§ **Direction**:
Determine which lines contain the word "icon", then copy those lines.

§ **Input**:
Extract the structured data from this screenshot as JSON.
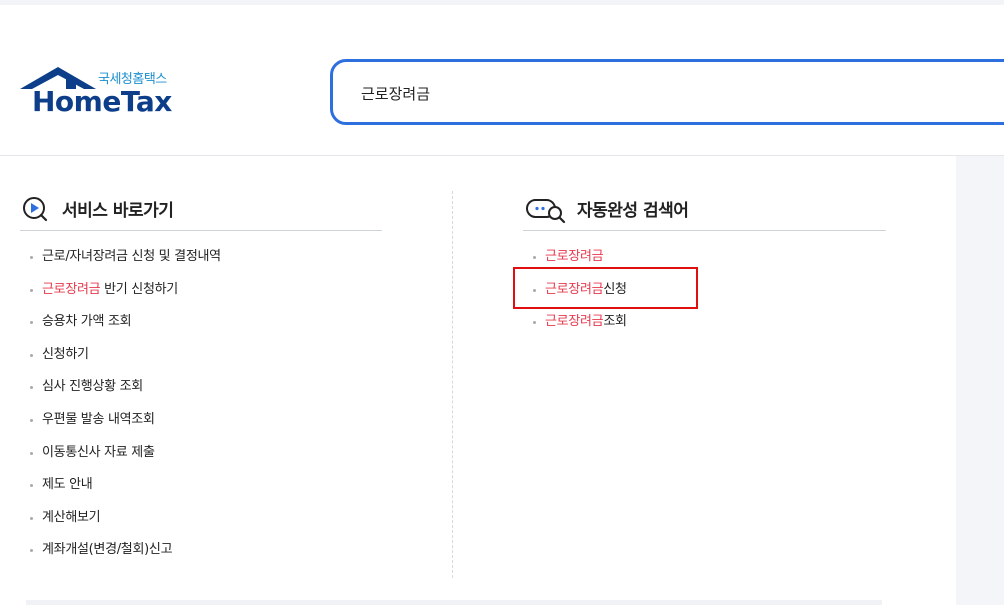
{
  "logo": {
    "sub": "국세청홈택스",
    "main": "HomeTax"
  },
  "search": {
    "value": "근로장려금"
  },
  "services": {
    "title": "서비스 바로가기",
    "icon": "play-circle-icon",
    "items": [
      {
        "hl": "",
        "rest": "근로/자녀장려금 신청 및 결정내역"
      },
      {
        "hl": "근로장려금",
        "rest": " 반기 신청하기"
      },
      {
        "hl": "",
        "rest": "승용차 가액 조회"
      },
      {
        "hl": "",
        "rest": "신청하기"
      },
      {
        "hl": "",
        "rest": "심사 진행상황 조회"
      },
      {
        "hl": "",
        "rest": "우편물 발송 내역조회"
      },
      {
        "hl": "",
        "rest": "이동통신사 자료 제출"
      },
      {
        "hl": "",
        "rest": "제도 안내"
      },
      {
        "hl": "",
        "rest": "계산해보기"
      },
      {
        "hl": "",
        "rest": "계좌개설(변경/철회)신고"
      }
    ]
  },
  "autocomplete": {
    "title": "자동완성 검색어",
    "icon": "search-chat-icon",
    "items": [
      {
        "hl": "근로장려금",
        "rest": ""
      },
      {
        "hl": "근로장려금",
        "rest": "신청"
      },
      {
        "hl": "근로장려금",
        "rest": "조회"
      }
    ]
  },
  "colors": {
    "accent": "#2e6fe0",
    "highlight": "#e8394d",
    "annotation": "#e01010",
    "brand": "#0d3e8a"
  }
}
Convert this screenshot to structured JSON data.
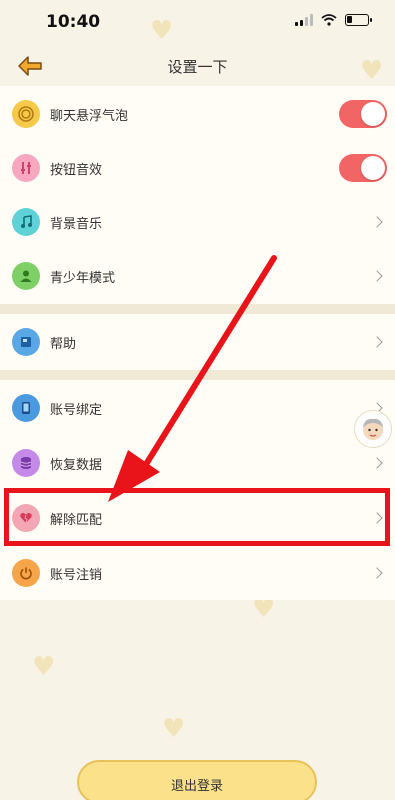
{
  "status_bar": {
    "time": "10:40"
  },
  "nav": {
    "title": "设置一下"
  },
  "settings_group_1": [
    {
      "label": "聊天悬浮气泡",
      "control": "toggle",
      "on": true,
      "icon": "bubble-icon",
      "color": "#f6c94a"
    },
    {
      "label": "按钮音效",
      "control": "toggle",
      "on": true,
      "icon": "sound-effect-icon",
      "color": "#f7a8c0"
    },
    {
      "label": "背景音乐",
      "control": "chevron",
      "icon": "music-note-icon",
      "color": "#5fd2d8"
    },
    {
      "label": "青少年模式",
      "control": "chevron",
      "icon": "teen-person-icon",
      "color": "#7ed066"
    }
  ],
  "settings_group_2": [
    {
      "label": "帮助",
      "control": "chevron",
      "icon": "help-book-icon",
      "color": "#5aa7e6"
    }
  ],
  "settings_group_3": [
    {
      "label": "账号绑定",
      "control": "chevron",
      "icon": "phone-bind-icon",
      "color": "#4a9ae0"
    },
    {
      "label": "恢复数据",
      "control": "chevron",
      "icon": "database-icon",
      "color": "#c58ae8"
    },
    {
      "label": "解除匹配",
      "control": "chevron",
      "icon": "broken-heart-icon",
      "color": "#f3a7b5"
    },
    {
      "label": "账号注销",
      "control": "chevron",
      "icon": "power-icon",
      "color": "#f6a54a"
    }
  ],
  "logout": {
    "label": "退出登录"
  },
  "colors": {
    "toggle_on": "#f26565",
    "highlight": "#e8141a",
    "background": "#f7f3e6"
  }
}
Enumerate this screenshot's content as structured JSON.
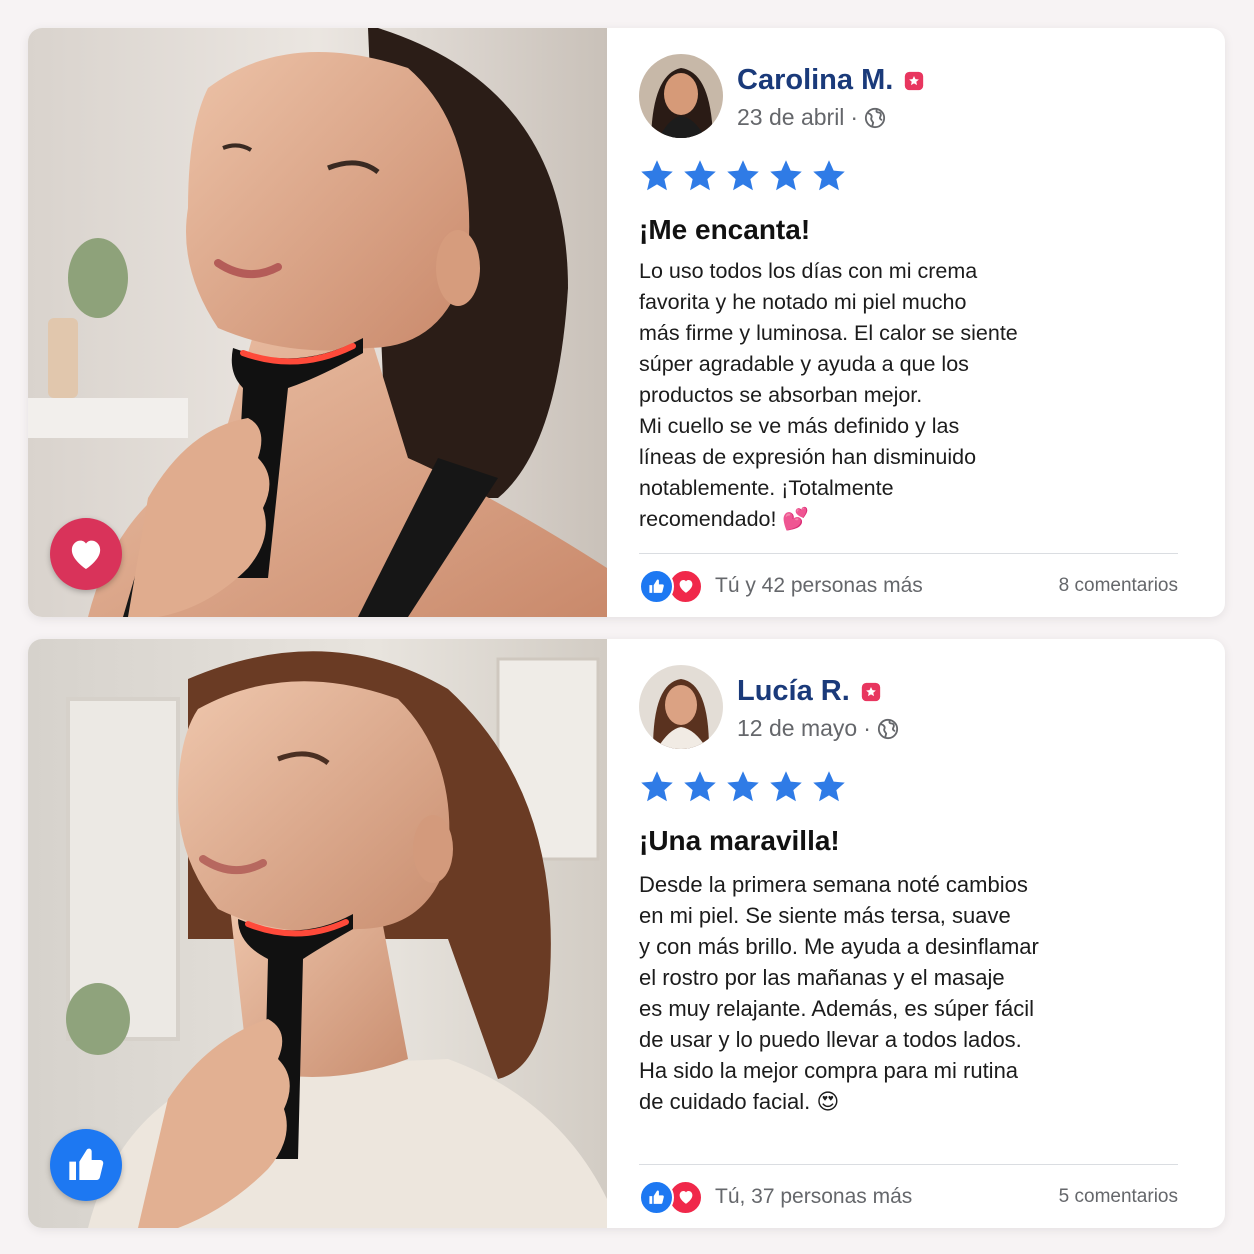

§ **Reply to the exercise**:
    "icon": "play-circle-icon",
    "icon": "search-chat-icon",
      "icon": "bubble-icon",
      "icon": "sound-effect-icon",
      "icon": "music-note-icon",
      "icon": "teen-person-icon",
      "icon": "help-book-icon",
      "icon": "phone-bind-icon",
      "icon": "database-icon",
      "icon": "broken-heart-icon",
      "icon": "power-icon",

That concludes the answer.